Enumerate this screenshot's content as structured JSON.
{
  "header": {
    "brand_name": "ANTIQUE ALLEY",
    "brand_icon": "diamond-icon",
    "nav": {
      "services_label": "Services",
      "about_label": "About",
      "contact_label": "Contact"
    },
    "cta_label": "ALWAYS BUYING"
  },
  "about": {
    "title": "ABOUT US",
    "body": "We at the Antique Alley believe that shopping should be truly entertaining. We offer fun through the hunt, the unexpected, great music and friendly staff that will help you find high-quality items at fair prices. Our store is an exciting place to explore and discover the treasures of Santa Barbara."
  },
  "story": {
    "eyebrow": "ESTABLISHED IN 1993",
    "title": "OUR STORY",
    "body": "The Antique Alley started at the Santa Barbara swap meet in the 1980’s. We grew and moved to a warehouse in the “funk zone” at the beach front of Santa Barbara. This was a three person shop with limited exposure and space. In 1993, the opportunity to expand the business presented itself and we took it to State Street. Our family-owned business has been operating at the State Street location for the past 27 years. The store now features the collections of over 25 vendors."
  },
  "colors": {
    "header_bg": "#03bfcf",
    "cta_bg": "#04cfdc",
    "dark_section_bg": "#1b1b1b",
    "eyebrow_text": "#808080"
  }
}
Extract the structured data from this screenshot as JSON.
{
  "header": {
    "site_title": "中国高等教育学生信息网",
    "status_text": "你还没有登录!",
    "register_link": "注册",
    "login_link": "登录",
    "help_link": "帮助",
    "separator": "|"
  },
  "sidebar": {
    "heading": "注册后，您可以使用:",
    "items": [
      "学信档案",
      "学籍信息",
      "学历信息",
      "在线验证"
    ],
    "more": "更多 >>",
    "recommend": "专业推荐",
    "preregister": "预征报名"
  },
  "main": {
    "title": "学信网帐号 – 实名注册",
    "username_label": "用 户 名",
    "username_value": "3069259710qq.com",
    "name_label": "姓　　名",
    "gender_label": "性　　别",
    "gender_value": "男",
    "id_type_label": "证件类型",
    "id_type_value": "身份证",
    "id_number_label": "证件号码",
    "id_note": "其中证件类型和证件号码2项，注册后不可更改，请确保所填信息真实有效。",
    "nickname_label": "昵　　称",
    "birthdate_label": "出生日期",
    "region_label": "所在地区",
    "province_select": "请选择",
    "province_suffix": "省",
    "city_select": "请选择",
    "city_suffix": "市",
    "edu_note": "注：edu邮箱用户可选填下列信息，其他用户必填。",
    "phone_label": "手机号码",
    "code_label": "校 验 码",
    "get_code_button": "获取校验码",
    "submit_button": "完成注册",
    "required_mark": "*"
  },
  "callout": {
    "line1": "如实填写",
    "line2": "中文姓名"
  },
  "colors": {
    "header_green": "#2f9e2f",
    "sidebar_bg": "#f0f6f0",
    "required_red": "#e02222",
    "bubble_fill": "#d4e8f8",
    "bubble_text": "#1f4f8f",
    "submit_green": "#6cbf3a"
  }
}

* **WRITTEN EXERCISE**: Reproduce the data, keeping every line exactly the same.

* **WORKED ANSWER**:
Enumerate this screenshot's content as structured JSON.
{
  "header": {
    "brand_name": "ANTIQUE ALLEY",
    "brand_icon": "diamond-icon",
    "nav": {
      "services_label": "Services",
      "about_label": "About",
      "contact_label": "Contact"
    },
    "cta_label": "ALWAYS BUYING"
  },
  "about": {
    "title": "ABOUT US",
    "body": "We at the Antique Alley believe that shopping should be truly entertaining. We offer fun through the hunt, the unexpected, great music and friendly staff that will help you find high-quality items at fair prices. Our store is an exciting place to explore and discover the treasures of Santa Barbara."
  },
  "story": {
    "eyebrow": "ESTABLISHED IN 1993",
    "title": "OUR STORY",
    "body": "The Antique Alley started at the Santa Barbara swap meet in the 1980’s. We grew and moved to a warehouse in the “funk zone” at the beach front of Santa Barbara. This was a three person shop with limited exposure and space. In 1993, the opportunity to expand the business presented itself and we took it to State Street. Our family-owned business has been operating at the State Street location for the past 27 years. The store now features the collections of over 25 vendors."
  },
  "colors": {
    "header_bg": "#03bfcf",
    "cta_bg": "#04cfdc",
    "dark_section_bg": "#1b1b1b",
    "eyebrow_text": "#808080"
  }
}
Extract the structured data from this screenshot as JSON.
{
  "header": {
    "site_title": "中国高等教育学生信息网",
    "status_text": "你还没有登录!",
    "register_link": "注册",
    "login_link": "登录",
    "help_link": "帮助",
    "separator": "|"
  },
  "sidebar": {
    "heading": "注册后，您可以使用:",
    "items": [
      "学信档案",
      "学籍信息",
      "学历信息",
      "在线验证"
    ],
    "more": "更多 >>",
    "recommend": "专业推荐",
    "preregister": "预征报名"
  },
  "main": {
    "title": "学信网帐号 – 实名注册",
    "username_label": "用 户 名",
    "username_value": "3069259710qq.com",
    "name_label": "姓　　名",
    "gender_label": "性　　别",
    "gender_value": "男",
    "id_type_label": "证件类型",
    "id_type_value": "身份证",
    "id_number_label": "证件号码",
    "id_note": "其中证件类型和证件号码2项，注册后不可更改，请确保所填信息真实有效。",
    "nickname_label": "昵　　称",
    "birthdate_label": "出生日期",
    "region_label": "所在地区",
    "province_select": "请选择",
    "province_suffix": "省",
    "city_select": "请选择",
    "city_suffix": "市",
    "edu_note": "注：edu邮箱用户可选填下列信息，其他用户必填。",
    "phone_label": "手机号码",
    "code_label": "校 验 码",
    "get_code_button": "获取校验码",
    "submit_button": "完成注册",
    "required_mark": "*"
  },
  "callout": {
    "line1": "如实填写",
    "line2": "中文姓名"
  },
  "colors": {
    "header_green": "#2f9e2f",
    "sidebar_bg": "#f0f6f0",
    "required_red": "#e02222",
    "bubble_fill": "#d4e8f8",
    "bubble_text": "#1f4f8f",
    "submit_green": "#6cbf3a"
  }
}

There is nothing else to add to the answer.